[Saved entries]
________________
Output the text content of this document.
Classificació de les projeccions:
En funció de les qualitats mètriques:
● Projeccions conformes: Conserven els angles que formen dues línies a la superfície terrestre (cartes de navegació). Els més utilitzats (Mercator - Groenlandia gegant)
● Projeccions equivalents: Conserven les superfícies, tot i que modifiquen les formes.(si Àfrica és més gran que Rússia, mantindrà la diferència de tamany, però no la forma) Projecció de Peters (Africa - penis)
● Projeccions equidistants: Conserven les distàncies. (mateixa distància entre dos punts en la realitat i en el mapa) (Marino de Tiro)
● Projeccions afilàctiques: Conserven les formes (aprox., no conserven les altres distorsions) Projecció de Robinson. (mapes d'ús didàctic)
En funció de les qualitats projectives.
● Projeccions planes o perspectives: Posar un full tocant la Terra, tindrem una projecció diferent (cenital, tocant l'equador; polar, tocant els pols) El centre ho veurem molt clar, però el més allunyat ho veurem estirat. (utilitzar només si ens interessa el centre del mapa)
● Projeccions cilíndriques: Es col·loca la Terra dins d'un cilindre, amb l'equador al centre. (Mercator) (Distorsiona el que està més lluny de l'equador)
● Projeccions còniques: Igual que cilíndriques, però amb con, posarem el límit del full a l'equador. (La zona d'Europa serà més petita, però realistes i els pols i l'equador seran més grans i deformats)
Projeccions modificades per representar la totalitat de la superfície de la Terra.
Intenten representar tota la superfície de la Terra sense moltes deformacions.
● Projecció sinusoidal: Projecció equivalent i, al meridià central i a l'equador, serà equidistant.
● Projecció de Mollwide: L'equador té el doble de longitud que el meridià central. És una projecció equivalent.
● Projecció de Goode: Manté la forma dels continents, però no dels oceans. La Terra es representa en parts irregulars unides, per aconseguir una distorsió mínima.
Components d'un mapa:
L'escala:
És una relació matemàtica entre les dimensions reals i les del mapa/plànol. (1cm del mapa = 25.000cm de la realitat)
________________
What this task involves — Pull out all lines containing the word "mapa" from the entries above.

Result of this exercise —
● Projeccions equidistants: Conserven les distàncies. (mateixa distància entre dos punts en la realitat i en el mapa) (Marino de Tiro)
● Projeccions planes o perspectives: Posar un full tocant la Terra, tindrem una projecció diferent (cenital, tocant l'equador; polar, tocant els pols) El centre ho veurem molt clar, però el més allunyat ho veurem estirat. (utilitzar només si ens interessa el centre del mapa)
Components d'un mapa:
És una relació matemàtica entre les dimensions reals i les del mapa/plànol. (1cm del mapa = 25.000cm de la realitat)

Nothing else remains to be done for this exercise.